§ **WHAT THE EXERCISE ASKS**: If a line in the entries below includes the string "LEARNING", copy it out.

§ **INPUT RECORDS**:
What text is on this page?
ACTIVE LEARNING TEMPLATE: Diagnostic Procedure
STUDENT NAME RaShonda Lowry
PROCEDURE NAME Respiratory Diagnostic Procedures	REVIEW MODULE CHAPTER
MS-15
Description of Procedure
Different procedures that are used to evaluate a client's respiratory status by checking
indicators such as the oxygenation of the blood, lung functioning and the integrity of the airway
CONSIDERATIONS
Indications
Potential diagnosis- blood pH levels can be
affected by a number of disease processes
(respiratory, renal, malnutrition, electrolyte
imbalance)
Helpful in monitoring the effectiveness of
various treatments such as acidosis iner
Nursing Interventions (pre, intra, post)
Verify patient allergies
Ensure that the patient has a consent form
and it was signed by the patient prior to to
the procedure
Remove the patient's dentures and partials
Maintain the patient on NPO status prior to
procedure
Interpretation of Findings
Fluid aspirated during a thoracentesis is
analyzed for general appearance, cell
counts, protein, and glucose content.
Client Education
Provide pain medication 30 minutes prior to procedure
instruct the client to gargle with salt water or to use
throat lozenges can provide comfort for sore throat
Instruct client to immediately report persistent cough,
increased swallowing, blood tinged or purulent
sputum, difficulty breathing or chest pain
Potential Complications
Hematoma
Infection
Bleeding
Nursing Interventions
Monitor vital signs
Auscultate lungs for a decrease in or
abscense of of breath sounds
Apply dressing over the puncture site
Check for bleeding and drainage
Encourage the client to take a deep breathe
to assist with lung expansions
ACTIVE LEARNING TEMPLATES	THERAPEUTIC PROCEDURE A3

§ **ANSWER TO THIS PROBLEM**:
ACTIVE LEARNING TEMPLATE: Diagnostic Procedure
ACTIVE LEARNING TEMPLATES	THERAPEUTIC PROCEDURE A3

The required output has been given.